[GIVEN TASK] Pull each line holding the word "picCar" from the data.

[DATA FOR PROCESSING]
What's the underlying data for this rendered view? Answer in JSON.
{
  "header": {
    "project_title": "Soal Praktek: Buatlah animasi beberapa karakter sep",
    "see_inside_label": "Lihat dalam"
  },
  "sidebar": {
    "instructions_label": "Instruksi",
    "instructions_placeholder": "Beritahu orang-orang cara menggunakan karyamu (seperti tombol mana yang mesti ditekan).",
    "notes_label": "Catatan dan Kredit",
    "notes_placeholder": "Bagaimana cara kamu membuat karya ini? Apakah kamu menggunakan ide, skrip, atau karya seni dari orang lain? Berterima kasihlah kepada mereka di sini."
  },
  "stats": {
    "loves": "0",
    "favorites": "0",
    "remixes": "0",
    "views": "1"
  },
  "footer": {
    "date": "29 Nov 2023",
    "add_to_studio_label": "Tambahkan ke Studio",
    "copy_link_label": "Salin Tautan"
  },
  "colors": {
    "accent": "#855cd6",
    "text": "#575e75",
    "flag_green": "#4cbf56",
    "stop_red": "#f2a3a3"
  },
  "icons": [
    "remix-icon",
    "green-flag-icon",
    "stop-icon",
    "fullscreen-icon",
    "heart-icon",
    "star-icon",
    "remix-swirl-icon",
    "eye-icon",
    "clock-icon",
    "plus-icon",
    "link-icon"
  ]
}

...

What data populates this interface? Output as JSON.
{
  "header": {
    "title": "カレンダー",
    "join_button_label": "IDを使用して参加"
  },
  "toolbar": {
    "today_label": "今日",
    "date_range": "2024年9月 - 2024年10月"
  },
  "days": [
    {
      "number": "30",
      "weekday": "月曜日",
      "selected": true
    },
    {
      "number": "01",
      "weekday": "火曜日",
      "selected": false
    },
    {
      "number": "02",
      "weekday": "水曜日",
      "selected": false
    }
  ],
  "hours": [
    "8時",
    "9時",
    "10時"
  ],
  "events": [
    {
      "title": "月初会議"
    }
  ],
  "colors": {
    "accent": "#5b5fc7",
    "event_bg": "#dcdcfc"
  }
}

* * *

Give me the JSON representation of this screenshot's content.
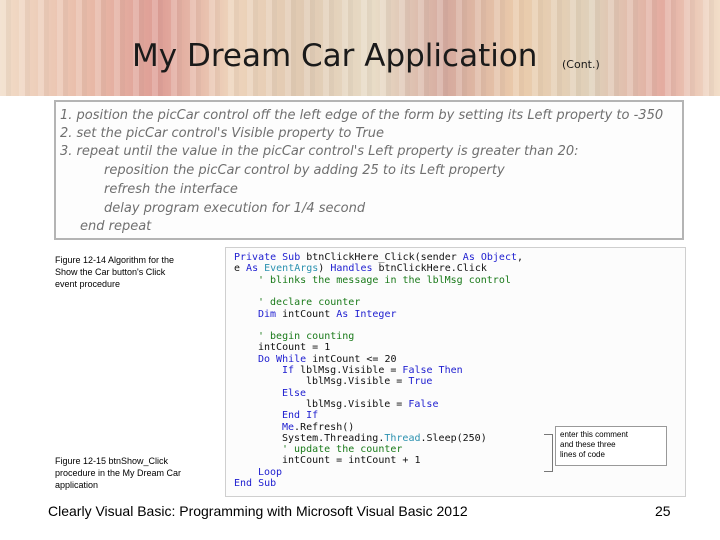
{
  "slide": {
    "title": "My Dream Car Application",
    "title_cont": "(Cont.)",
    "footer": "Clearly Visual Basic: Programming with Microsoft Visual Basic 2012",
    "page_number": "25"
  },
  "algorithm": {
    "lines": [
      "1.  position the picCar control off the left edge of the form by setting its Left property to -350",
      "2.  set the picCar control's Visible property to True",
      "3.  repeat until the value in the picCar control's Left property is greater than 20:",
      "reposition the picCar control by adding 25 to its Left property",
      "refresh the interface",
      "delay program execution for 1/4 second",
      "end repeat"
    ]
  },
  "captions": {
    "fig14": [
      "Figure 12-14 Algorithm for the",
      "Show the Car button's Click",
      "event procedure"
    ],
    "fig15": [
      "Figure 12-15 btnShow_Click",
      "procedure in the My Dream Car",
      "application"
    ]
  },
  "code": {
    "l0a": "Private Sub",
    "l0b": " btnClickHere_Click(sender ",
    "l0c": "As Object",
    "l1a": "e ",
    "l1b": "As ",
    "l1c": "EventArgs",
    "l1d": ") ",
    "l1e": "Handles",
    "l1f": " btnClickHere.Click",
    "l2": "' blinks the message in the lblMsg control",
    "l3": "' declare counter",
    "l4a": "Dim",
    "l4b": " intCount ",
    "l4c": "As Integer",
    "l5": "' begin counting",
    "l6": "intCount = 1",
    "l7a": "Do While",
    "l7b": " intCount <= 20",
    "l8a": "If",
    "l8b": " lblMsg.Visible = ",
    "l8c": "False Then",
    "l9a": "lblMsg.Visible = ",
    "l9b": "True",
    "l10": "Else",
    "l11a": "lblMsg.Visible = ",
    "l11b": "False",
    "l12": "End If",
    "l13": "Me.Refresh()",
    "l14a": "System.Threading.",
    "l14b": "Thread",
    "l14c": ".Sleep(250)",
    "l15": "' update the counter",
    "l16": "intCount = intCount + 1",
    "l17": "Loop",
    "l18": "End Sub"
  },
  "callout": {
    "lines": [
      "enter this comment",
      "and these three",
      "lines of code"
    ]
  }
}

[RESPONSE]
      "1.  position the picCar control off the left edge of the form by setting its Left property to -350",
      "2.  set the picCar control's Visible property to True",
      "3.  repeat until the value in the picCar control's Left property is greater than 20:",
      "reposition the picCar control by adding 25 to its Left property",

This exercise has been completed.